**Objective A**
In the post below about installing a SQL Server 2005 cluster on Windows Server 2008, where is the setup log file Summary.txt located by default?

**Passage to read**
***

Windows Server 2008 introduces significant changes to the Windows Cluster Service. The new Windows Cluster security model is one of the most important of these changes and will require seasoned SQL Server administrator to update her/his old-and-trusted knowledge.
Some days ago I was facing a problem trying to install a SQL Server 2005 cluster on Windows Server 2008. The SQL Server installation seemed to complete successfully on both cluster nodes however, the SQL Server service was not starting as a clustered service. As soon as the installation completes, the clustered database resource was failing over the second cluster node and failing completely right after.
The setup log file Summary.txt (located by default under C:\Program Files\Microsoft SQL Server\90\Setup Bootstrap\LOG folder) showed no installation problems and the SQL Server ERRORLOG was not showing any useful information about the error:
2008-07-09 14:33:10.81 Server Microsoft SQL Server 2005 - 9.00.1399.06 (X64) Oct 14 2005 00:35:21 Copyright (c) 1988-2005 Microsoft Corporation Enterprise Edition (64-bit) on Windows NT 6.0 (Build 6001: Service Pack 1)
2008-07-09 14:33:39.39 spid5s SQL Server is terminating in response to a 'stop' request from Service Control Manager. This is an informational message only. No user action is required.
We did check that al the installation requirements for SQL Server 2005 were satisfied on the environment; the new "Validate Cluster Configuration Wizard" report recently run on the cluster was not showing any error either. Since many cluster installation errors in SQL Server are caused by incorrect settings at the Windows cluster level, I decided to look into the cluster.log file for any possible hint. You can find guidelines to start working on this cluster.log file, as well as a procedure to generate this file in Windows Server 2008 on my previous post.
Reviewing the cluster.log proved to be a good idea:
10:29:14.021 INFO [RES] Network Name <SQL Network Name (C2K5NET1)>: Failed to find a computer account for C2K5NET1. Attempting to create one on DC \\dccorp.contoso.lab. 000003f4.00001108::2008/07/10-10:29:14.021 INFO [RES] Network Name <SQL Network Name (C2K5NET1)>: Trying NetUserAdd() to create computer account C2K5NET1 on DC \\dccorp.contoso.lab in default Computers container 000003f4.00001108::2008/07/10-10:29:14.037 ERR [RES] Network Name <SQL Network Name (C2K5NET1)>: Unable to create computer account C2K5NET1 on DC \\dccorp.contoso.lab, in default Computers container, status 5 000003f4.00001108::2008/07/10-10:29:14.053 ERR [RHS] Online for resource SQL Network Name (C2K5NET1) failed.

***

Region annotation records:
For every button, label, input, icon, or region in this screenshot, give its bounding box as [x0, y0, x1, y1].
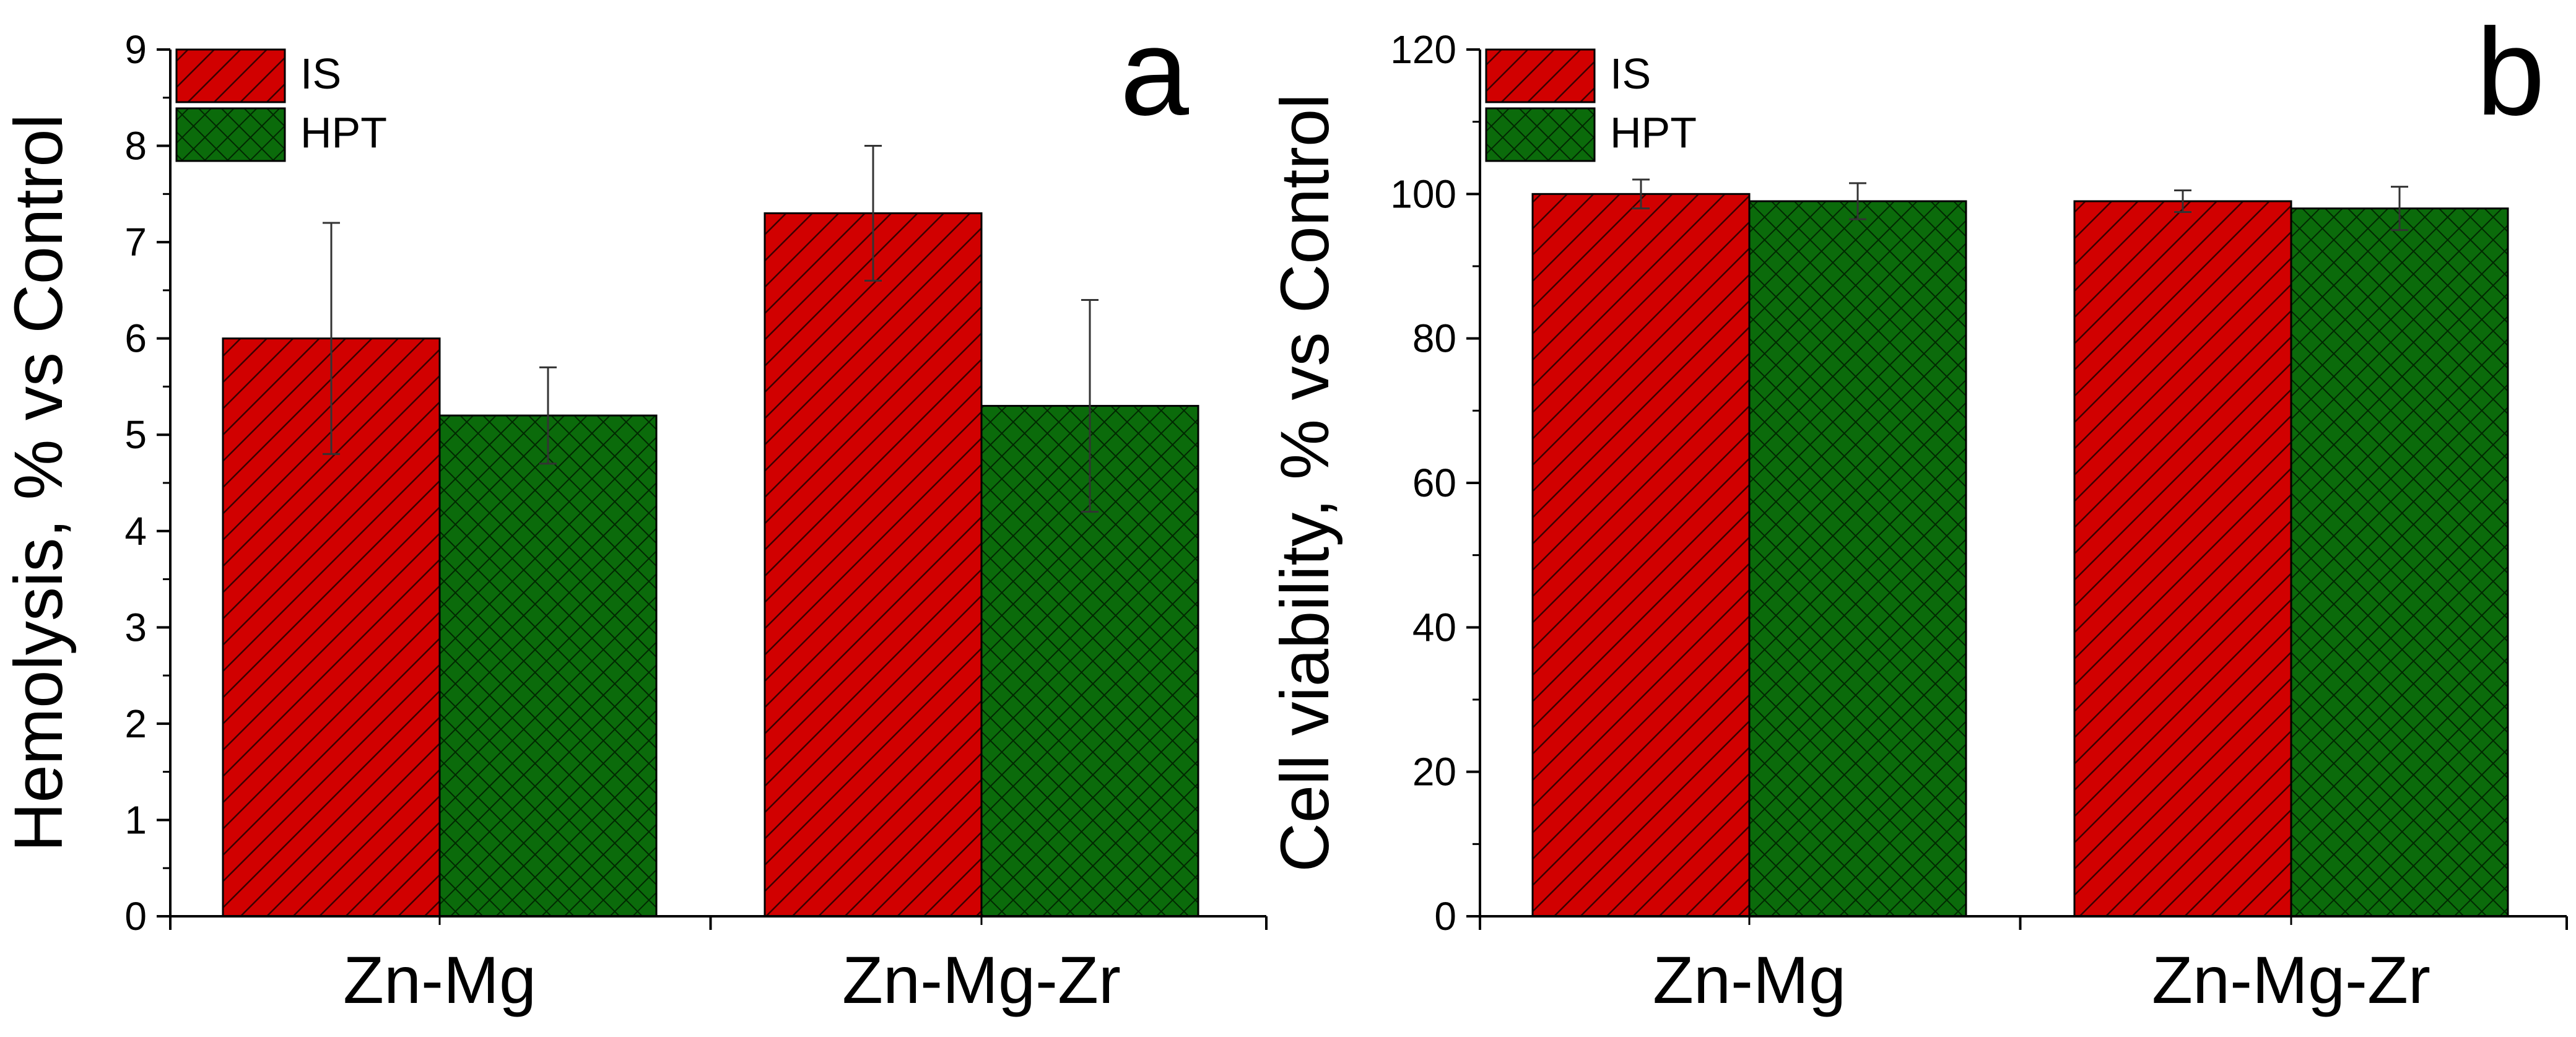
panel-letter: a: [1120, 3, 1190, 141]
bar-hpt-zn-mg: [1748, 200, 1967, 918]
y-axis-label: Cell viability, % vs Control: [1267, 93, 1343, 872]
legend-label-is: IS: [1610, 50, 1651, 98]
panel-a: Zn-Mg Zn-Mg-Zr 0 1 2 3 4 5 6 7 8 9 Hemolysis, % vs C…: [1, 3, 1268, 1017]
x-tick-label: Zn-Mg: [343, 942, 536, 1017]
y-tick-label: 8: [124, 124, 147, 168]
error-bar-hpt-zn-mg-zr: [1081, 298, 1099, 513]
y-tick-label: 40: [1412, 605, 1456, 649]
y-tick-label: 100: [1390, 171, 1456, 216]
legend-label-hpt: HPT: [1610, 108, 1697, 157]
error-bar-hpt-zn-mg-zr: [2391, 186, 2408, 232]
y-tick-label: 20: [1412, 750, 1456, 794]
y-tick-label: 80: [1412, 316, 1456, 361]
x-tick-label: Zn-Mg: [1653, 942, 1846, 1017]
bar-hpt-zn-mg-zr: [2290, 207, 2509, 918]
y-tick-label: 60: [1412, 461, 1456, 505]
y-tick-label: 5: [124, 412, 147, 457]
error-bar-is-zn-mg: [323, 222, 340, 455]
error-bar-is-zn-mg-zr: [864, 145, 882, 282]
x-tick-label: Zn-Mg-Zr: [842, 942, 1121, 1017]
bar-is-zn-mg-zr: [764, 212, 983, 918]
error-bar-is-zn-mg: [1632, 178, 1650, 210]
bar-is-zn-mg: [1531, 193, 1751, 918]
y-tick-label: 120: [1390, 27, 1456, 72]
y-tick-label: 2: [124, 701, 147, 746]
legend: IS HPT: [1485, 48, 1697, 162]
y-tick-label: 4: [124, 509, 147, 553]
error-bar-hpt-zn-mg: [539, 366, 557, 465]
legend-swatch-hpt: [1485, 107, 1596, 162]
y-tick-label: 7: [124, 220, 147, 264]
legend-label-is: IS: [300, 50, 341, 98]
x-tick-label: Zn-Mg-Zr: [2152, 942, 2430, 1017]
legend-swatch-is: [1485, 48, 1596, 103]
legend-swatch-is: [175, 48, 286, 103]
y-tick-label: 0: [124, 894, 147, 939]
y-tick-label: 9: [124, 27, 147, 72]
y-tick-label: 0: [1434, 894, 1456, 939]
legend-swatch-hpt: [175, 107, 286, 162]
legend-label-hpt: HPT: [300, 108, 387, 157]
bar-hpt-zn-mg: [438, 414, 658, 918]
y-axis-label: Hemolysis, % vs Control: [1, 114, 77, 852]
bar-is-zn-mg-zr: [2073, 200, 2292, 918]
panel-b: Zn-Mg Zn-Mg-Zr 0 20 40 60 80 100 120 Cell viabili…: [1267, 3, 2568, 1017]
y-tick-label: 1: [124, 797, 147, 842]
legend: IS HPT: [175, 48, 387, 162]
panel-letter: b: [2476, 3, 2545, 141]
y-tick-label: 6: [124, 316, 147, 361]
y-tick-label: 3: [124, 605, 147, 649]
error-bar-is-zn-mg-zr: [2174, 189, 2191, 213]
error-bar-hpt-zn-mg: [1849, 182, 1866, 220]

***

**Objective B**
Please select every line of the records above that contains the string "letter".

**Solution A**
Under the C:\Program Files\Microsoft SQL Server\90\Setup Bootstrap\LOG folder.

**Solution B**
panel-letter: a: [1120, 3, 1190, 141]
panel-letter: b: [2476, 3, 2545, 141]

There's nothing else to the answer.